SELECTION:

1.2 Systems Software Flashcards
Need for OS (1.2.1A), Paging, Segmentation and Virtual Memory (1.2.1B), Interrupts (1.2.1C), Scheduling (1.2.1D), Types of OS (1.2.1E), BIOS (1.2.1F), Device Drivers (1.2.1G), Virtual Machines (1.2.1H), The Nature of Application (1.2.2A), Utilities (1.2.2B), Open vs Closed (1.2.2C), Translators (1.2.2D), Stages of Compilation (1.2.2E), Linkers, Loaders and Libraries (1.2.2F), Development Methodologies (1.2.3A), Writing and following algorithms (1.2.3C)
What is meant by the term multitasking?
- When you have more than one program open and running at the same time
- The processor allocates a small amount of time to each process and cycles between them
What is file management?
- Data is stored in files
- An extension to the filename tells the OS which application to load the file into
- The OS may present a logical structure of files in folders and allow the user to rename, delete, copy and move files
What is user management?

WHAT IS NEEDED: Continue the systems software flashcards from where they stop.

PROVIDED RECORDS:
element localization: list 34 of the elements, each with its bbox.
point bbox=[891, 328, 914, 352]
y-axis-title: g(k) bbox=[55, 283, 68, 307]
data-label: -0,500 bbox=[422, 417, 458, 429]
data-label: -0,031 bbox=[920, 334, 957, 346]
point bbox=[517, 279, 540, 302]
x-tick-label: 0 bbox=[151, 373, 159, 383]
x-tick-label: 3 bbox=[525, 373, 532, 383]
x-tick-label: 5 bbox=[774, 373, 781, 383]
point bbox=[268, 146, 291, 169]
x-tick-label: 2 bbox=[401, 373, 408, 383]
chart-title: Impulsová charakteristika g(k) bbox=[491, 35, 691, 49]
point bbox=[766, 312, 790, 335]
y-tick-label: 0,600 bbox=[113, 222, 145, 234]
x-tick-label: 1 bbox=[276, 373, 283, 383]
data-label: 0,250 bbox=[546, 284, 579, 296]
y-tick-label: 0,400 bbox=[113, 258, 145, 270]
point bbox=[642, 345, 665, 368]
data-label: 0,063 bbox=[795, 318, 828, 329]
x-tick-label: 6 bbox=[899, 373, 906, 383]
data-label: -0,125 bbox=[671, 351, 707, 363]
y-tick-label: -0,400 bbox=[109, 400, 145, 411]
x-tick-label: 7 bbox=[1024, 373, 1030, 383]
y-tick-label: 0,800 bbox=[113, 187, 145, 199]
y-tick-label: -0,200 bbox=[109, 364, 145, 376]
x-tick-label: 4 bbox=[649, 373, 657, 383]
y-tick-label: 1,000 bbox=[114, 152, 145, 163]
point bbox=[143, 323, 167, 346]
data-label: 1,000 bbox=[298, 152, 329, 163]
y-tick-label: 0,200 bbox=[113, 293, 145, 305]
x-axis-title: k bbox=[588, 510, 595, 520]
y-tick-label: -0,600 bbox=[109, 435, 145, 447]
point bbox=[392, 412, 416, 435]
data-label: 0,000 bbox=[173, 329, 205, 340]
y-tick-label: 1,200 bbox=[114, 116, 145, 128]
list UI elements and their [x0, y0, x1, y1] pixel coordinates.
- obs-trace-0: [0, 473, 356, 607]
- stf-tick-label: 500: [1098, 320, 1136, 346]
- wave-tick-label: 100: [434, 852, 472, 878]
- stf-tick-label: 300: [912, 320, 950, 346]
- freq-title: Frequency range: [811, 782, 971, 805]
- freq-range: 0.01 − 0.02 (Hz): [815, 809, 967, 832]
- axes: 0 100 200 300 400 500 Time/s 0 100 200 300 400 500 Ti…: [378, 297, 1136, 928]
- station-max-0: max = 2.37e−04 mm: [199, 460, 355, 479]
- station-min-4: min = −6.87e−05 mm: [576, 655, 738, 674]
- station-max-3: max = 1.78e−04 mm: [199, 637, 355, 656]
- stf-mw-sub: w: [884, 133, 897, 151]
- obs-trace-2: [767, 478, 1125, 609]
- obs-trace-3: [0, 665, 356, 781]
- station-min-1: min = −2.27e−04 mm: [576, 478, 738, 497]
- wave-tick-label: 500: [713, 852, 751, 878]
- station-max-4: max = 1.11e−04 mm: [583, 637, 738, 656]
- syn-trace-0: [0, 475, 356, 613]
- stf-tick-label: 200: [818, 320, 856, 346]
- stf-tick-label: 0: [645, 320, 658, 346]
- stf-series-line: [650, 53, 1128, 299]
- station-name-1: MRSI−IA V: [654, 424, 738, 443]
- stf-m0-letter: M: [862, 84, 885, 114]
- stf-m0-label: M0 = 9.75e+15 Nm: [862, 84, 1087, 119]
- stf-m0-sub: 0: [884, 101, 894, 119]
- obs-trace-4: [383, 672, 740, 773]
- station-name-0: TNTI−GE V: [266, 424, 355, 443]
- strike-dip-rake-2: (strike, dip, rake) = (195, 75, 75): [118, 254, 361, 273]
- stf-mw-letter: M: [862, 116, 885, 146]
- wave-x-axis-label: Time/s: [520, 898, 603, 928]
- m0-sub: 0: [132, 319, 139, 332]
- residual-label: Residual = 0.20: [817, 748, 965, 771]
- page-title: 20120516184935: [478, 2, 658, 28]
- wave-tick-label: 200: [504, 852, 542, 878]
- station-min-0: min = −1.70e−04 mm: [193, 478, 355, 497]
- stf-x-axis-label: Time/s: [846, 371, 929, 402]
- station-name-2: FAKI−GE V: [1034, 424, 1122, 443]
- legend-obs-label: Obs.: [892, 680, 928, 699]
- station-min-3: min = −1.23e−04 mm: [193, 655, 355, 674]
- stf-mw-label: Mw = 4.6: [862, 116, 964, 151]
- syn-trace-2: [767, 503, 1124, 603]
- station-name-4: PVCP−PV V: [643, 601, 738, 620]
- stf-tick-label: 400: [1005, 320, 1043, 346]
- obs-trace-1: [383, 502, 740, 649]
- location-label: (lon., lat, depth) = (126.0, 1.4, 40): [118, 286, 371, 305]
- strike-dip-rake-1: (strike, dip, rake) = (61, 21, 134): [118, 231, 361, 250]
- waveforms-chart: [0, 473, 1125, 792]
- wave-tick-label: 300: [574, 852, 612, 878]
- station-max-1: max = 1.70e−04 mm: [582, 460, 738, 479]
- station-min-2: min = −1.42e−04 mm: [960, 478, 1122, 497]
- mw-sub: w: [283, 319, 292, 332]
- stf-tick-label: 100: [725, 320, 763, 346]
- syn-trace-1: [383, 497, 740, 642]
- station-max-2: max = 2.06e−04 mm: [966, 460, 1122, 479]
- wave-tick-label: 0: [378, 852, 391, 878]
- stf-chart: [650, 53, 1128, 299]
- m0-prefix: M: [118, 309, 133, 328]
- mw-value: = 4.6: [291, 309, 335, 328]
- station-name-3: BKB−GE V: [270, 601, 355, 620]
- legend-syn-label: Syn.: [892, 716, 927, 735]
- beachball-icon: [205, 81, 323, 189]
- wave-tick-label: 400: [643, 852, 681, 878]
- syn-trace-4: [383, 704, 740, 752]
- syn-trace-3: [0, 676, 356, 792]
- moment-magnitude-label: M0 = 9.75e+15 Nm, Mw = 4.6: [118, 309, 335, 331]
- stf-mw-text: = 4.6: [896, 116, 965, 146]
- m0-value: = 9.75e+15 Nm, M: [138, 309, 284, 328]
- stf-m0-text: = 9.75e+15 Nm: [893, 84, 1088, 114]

EXERCISE RESULT:
- Allows multiple users to log into the same computer.
- The OS will retain settings for each user such as icons, desktop, backgrounds etc.
- Each user may have different access rights to files and programs
- A client-server network may impose a fixed or roaming profile for a user and manage login requests to the network
What are some UIs?
- WIMP: Windows, Icons, Menus and pointers
- Visual
- Interactive
- Intuitive
- Optimised for mouse and touch gesture input
What are the 2 methods of dividing memory into smaller sections?
- Paging
- Segmentation
Describe paging
- Pages are fixed size
- Pages are made to fit sections of memory
- Pages are physical divisions
- Programs are split to fit into a given number of pages
- Paging takes no account of how it splits the program, only that it splits it into fixed-sized pages
- It could separate the instructions inside a looping condition so they are in different pages, but that wouldn’t be efficient
Describe segmentation
- Segments are different sizes
- Segments are complete sections of programs
- Segments are logical divisions
What is Virtual memory?
- Using parts of the HDD to store programs that can’t be stored in primary memory
What is an interrupt?
- While the processor does the FDE cycle other devices and applications may require the processor’s attention.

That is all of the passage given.